Excerpted records
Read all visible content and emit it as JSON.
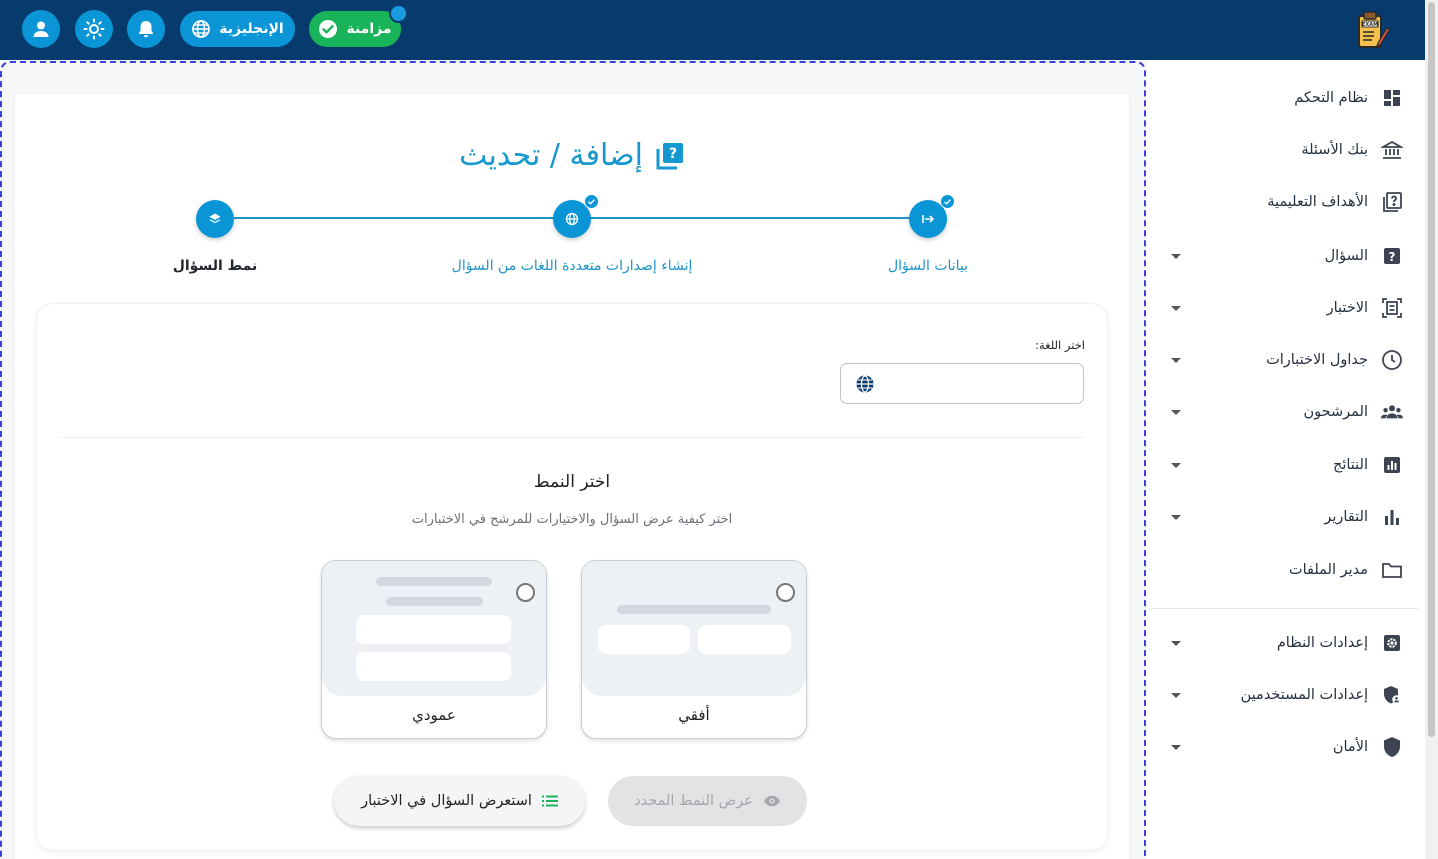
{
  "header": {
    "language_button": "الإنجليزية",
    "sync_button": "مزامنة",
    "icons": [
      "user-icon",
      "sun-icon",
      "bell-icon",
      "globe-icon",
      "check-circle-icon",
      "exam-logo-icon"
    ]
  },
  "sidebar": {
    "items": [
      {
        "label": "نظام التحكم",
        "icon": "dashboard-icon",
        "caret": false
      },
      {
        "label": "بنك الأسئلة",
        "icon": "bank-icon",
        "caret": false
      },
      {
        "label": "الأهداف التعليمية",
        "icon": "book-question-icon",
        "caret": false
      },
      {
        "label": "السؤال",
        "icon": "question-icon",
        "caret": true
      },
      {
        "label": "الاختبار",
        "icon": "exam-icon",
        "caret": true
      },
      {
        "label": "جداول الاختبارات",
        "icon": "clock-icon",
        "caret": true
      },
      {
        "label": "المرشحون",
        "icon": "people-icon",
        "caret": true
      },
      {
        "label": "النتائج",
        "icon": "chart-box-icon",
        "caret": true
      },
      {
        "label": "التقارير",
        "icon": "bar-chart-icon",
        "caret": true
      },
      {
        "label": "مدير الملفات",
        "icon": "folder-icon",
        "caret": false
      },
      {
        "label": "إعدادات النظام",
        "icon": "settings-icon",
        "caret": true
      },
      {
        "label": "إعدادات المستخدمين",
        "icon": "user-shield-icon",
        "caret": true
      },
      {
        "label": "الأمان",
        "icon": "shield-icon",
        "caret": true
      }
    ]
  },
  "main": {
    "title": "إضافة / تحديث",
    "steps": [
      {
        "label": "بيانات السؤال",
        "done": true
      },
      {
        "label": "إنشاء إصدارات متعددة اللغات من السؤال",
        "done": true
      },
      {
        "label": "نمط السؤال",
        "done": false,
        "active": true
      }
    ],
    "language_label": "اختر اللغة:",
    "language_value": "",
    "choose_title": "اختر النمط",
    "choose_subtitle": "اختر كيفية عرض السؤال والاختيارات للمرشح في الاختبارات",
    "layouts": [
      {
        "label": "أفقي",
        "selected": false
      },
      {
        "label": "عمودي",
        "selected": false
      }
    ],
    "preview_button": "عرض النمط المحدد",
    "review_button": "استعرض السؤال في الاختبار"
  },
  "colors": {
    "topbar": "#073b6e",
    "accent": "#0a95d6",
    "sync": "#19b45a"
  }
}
* * *
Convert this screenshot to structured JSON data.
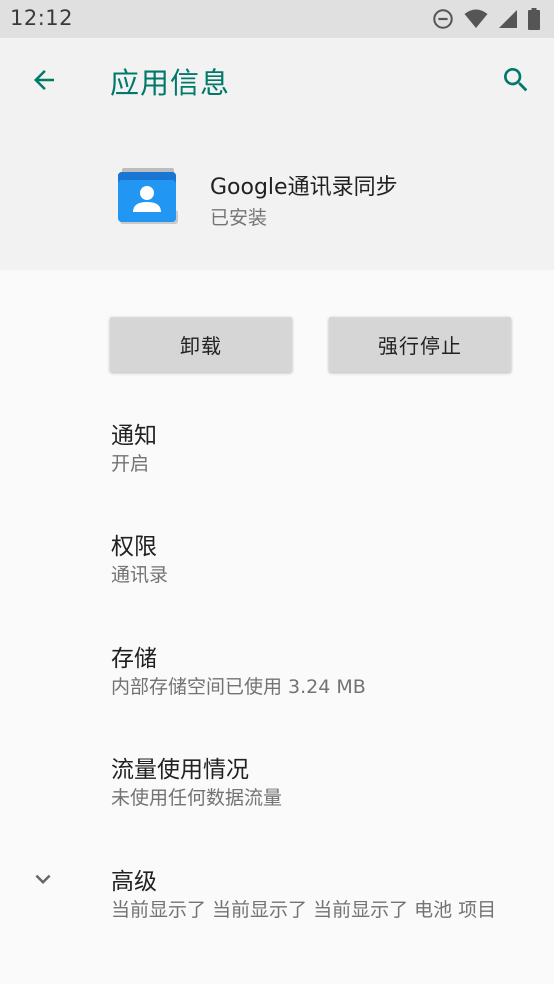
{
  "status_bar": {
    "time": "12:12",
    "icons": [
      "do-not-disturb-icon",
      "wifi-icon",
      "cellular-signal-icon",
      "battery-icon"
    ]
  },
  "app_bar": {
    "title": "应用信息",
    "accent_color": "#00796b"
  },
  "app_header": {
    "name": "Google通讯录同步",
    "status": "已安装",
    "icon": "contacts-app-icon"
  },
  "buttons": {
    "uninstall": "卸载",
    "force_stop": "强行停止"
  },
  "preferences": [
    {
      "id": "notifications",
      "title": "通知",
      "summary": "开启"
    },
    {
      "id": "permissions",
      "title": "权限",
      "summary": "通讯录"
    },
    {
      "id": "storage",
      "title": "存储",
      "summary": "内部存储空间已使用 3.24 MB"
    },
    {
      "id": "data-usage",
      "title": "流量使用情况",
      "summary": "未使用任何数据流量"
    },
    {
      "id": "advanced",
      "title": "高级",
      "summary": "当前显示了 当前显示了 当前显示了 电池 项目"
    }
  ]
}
==
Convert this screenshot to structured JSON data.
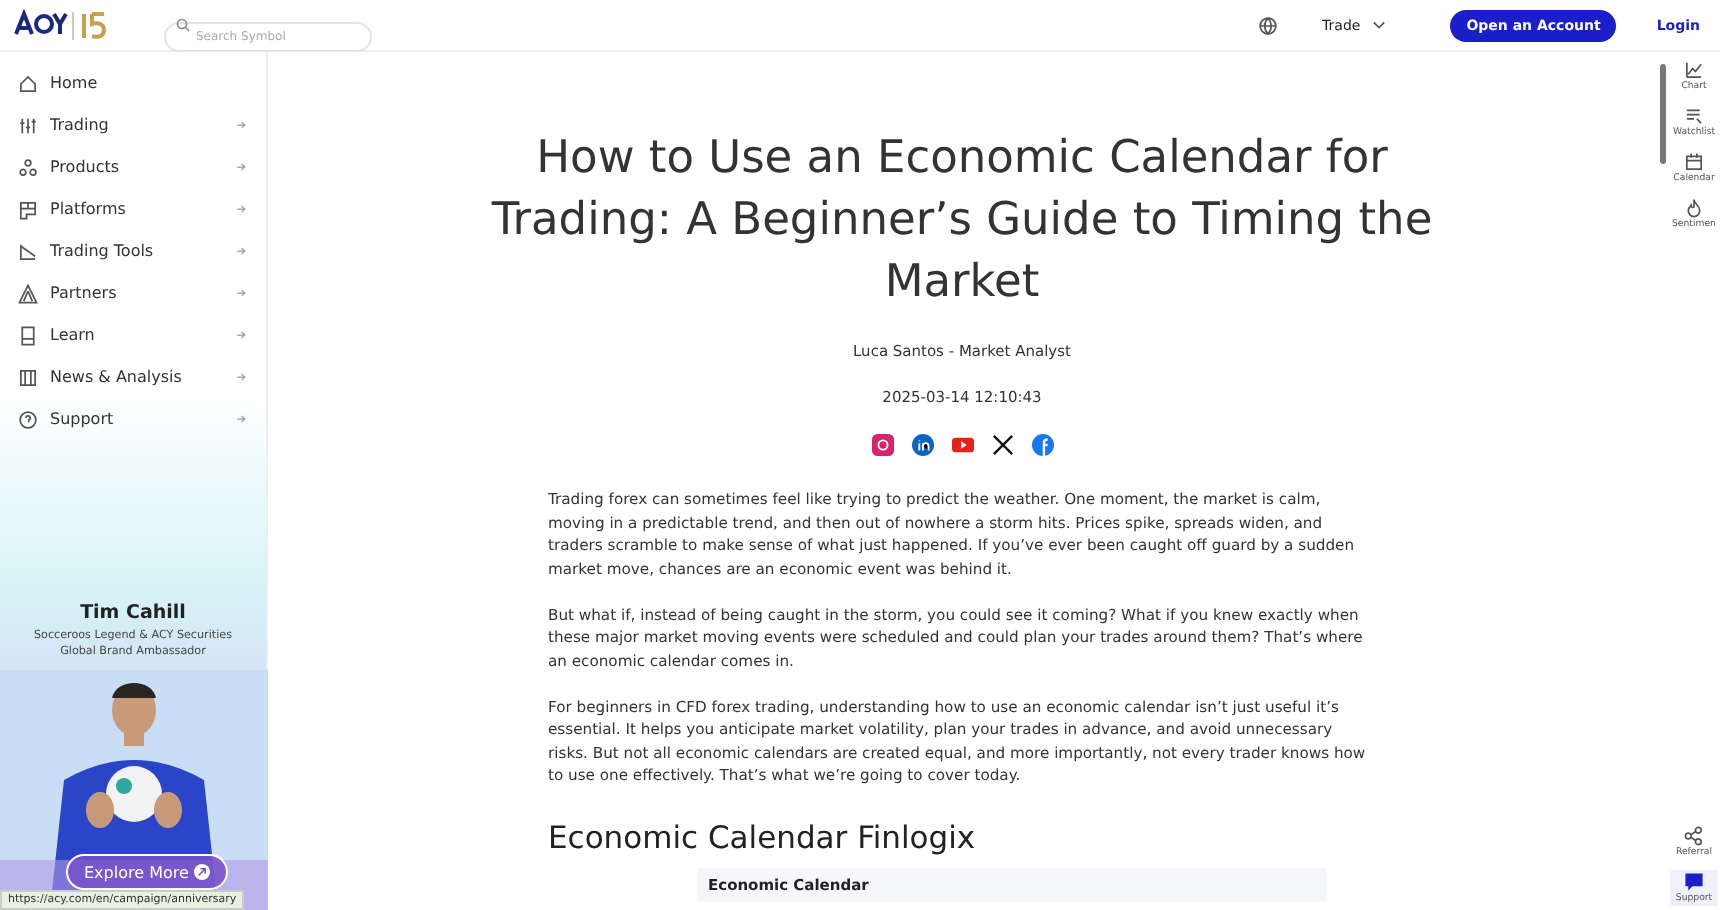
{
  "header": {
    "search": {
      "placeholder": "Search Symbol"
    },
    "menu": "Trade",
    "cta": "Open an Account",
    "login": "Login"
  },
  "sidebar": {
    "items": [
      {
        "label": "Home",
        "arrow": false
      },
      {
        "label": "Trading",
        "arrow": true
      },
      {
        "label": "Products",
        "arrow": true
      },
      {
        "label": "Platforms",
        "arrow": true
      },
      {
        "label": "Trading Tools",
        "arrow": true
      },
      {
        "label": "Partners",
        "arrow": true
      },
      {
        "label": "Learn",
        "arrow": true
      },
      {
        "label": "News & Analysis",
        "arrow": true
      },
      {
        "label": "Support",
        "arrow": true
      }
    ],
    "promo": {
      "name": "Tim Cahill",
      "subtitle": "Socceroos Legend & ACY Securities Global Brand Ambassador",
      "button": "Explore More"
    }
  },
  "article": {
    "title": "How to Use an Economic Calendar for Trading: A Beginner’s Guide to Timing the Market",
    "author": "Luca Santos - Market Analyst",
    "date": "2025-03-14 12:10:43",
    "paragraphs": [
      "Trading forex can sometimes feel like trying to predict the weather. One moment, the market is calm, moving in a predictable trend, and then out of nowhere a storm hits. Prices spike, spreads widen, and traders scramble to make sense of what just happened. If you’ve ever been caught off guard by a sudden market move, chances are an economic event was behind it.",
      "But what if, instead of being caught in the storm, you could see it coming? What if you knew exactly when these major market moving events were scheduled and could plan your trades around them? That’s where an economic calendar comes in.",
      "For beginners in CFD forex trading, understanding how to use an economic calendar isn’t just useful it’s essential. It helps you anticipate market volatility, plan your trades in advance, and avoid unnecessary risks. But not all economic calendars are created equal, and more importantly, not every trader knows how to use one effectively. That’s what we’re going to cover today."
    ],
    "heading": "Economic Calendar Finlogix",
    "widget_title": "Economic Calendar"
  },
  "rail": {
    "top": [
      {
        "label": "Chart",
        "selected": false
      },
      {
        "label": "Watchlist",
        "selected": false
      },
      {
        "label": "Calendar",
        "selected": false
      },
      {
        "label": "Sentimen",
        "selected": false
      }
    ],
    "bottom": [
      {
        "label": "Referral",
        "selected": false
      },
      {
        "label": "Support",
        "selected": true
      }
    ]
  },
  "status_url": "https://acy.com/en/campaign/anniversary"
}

Task directions
Filter the entries down to the lines with the word "إعدادات" in them.

Final result
        "label": "إعدادات النظام",
        "label": "إعدادات المستخدمين",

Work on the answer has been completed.